Prompt: Below is a listing. Gather each line of it that contains "image".

=== Records for the task ===

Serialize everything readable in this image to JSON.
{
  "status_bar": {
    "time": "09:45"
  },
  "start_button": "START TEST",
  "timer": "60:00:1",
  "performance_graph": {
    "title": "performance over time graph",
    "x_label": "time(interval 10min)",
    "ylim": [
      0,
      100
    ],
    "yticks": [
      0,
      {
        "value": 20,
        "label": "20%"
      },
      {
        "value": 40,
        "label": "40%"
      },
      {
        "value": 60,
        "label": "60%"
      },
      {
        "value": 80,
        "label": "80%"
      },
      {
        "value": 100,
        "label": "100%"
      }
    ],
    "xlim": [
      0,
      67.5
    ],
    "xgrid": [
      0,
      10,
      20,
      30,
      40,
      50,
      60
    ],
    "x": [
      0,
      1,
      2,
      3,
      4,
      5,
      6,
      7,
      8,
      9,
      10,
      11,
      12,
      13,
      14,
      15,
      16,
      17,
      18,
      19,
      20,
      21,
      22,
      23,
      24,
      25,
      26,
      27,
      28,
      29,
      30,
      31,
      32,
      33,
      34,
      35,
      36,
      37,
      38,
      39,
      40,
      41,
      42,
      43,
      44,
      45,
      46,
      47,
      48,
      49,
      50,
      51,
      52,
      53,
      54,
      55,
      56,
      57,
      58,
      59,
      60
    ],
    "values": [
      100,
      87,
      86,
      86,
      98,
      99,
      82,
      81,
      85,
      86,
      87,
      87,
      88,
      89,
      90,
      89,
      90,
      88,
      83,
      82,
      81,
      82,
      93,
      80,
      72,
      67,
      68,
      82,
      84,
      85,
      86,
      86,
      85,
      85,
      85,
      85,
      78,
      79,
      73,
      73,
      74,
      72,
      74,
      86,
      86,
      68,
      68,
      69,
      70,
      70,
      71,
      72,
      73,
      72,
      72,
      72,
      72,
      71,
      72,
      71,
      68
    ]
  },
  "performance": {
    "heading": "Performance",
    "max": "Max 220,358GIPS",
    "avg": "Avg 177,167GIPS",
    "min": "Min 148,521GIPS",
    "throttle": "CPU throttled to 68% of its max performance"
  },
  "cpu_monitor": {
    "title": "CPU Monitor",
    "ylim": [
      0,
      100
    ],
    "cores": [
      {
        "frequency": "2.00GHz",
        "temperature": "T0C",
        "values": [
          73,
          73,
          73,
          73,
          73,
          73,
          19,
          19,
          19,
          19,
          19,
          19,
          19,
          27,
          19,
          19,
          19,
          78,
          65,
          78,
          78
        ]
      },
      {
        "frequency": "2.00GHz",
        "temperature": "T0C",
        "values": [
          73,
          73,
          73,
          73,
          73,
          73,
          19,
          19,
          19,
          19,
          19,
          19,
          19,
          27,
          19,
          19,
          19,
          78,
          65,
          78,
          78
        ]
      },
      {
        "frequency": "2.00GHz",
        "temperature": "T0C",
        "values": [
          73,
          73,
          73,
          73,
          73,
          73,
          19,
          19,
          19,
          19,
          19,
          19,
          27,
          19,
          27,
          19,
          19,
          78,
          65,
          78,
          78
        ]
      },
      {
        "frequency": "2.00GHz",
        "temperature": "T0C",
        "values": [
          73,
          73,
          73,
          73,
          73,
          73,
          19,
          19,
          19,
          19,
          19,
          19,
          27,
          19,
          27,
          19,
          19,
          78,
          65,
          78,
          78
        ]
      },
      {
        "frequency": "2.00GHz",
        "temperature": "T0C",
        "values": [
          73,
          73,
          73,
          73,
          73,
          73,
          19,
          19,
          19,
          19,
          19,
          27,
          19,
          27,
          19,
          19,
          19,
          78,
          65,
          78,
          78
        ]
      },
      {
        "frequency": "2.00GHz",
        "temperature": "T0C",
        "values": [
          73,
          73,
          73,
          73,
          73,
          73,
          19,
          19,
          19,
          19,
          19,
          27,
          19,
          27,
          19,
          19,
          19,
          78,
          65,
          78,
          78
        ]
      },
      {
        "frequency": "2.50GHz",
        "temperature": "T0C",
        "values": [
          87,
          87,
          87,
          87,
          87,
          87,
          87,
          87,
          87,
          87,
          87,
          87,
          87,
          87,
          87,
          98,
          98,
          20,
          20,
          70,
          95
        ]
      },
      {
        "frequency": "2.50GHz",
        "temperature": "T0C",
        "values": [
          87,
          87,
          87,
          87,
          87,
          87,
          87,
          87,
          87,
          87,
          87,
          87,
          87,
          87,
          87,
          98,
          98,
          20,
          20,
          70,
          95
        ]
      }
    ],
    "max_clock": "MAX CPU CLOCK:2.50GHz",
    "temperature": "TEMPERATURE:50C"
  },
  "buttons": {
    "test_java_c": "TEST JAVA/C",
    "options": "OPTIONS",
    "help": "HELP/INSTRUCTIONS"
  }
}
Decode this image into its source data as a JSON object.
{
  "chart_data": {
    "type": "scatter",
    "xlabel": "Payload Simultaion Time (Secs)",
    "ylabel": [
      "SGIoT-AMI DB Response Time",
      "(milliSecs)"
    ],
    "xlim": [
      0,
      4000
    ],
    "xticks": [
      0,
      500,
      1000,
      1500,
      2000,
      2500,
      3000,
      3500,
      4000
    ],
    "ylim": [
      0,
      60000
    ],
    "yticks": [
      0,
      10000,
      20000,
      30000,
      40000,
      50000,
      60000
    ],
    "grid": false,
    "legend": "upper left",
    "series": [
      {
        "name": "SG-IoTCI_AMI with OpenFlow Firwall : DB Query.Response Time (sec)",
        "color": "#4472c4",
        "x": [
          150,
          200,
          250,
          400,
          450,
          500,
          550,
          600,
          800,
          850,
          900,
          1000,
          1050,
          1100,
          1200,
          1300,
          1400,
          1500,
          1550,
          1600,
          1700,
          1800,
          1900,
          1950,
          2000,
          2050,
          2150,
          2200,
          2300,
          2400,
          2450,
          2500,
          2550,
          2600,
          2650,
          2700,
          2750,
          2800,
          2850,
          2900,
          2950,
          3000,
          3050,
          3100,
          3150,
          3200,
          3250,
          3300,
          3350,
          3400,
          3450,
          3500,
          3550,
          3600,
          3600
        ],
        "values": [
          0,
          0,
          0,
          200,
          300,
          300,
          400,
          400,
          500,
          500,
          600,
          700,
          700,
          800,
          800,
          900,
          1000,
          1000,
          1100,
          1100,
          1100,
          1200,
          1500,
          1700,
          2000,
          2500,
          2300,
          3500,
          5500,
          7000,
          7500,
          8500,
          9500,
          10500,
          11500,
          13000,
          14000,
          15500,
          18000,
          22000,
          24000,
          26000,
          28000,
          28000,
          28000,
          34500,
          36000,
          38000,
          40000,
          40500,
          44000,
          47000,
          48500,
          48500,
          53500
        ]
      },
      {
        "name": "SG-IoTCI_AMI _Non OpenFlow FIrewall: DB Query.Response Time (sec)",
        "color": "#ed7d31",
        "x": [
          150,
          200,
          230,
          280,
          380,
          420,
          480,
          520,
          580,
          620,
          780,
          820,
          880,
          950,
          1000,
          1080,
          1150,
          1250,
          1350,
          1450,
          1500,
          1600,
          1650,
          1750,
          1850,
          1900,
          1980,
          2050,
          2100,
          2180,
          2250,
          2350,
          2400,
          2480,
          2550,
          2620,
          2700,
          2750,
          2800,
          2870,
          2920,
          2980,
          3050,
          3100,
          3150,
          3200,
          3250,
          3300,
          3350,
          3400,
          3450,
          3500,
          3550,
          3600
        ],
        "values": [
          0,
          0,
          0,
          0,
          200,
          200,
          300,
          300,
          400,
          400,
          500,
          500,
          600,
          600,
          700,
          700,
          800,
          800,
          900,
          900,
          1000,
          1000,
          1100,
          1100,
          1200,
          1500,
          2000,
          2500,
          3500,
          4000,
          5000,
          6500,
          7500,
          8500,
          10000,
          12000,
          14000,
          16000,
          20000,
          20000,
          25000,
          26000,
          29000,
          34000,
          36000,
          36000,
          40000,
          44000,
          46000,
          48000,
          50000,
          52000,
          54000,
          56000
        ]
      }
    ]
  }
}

===

Exercise output:
Serialize everything readable in this image to JSON.
Decode this image into its source data as a JSON object.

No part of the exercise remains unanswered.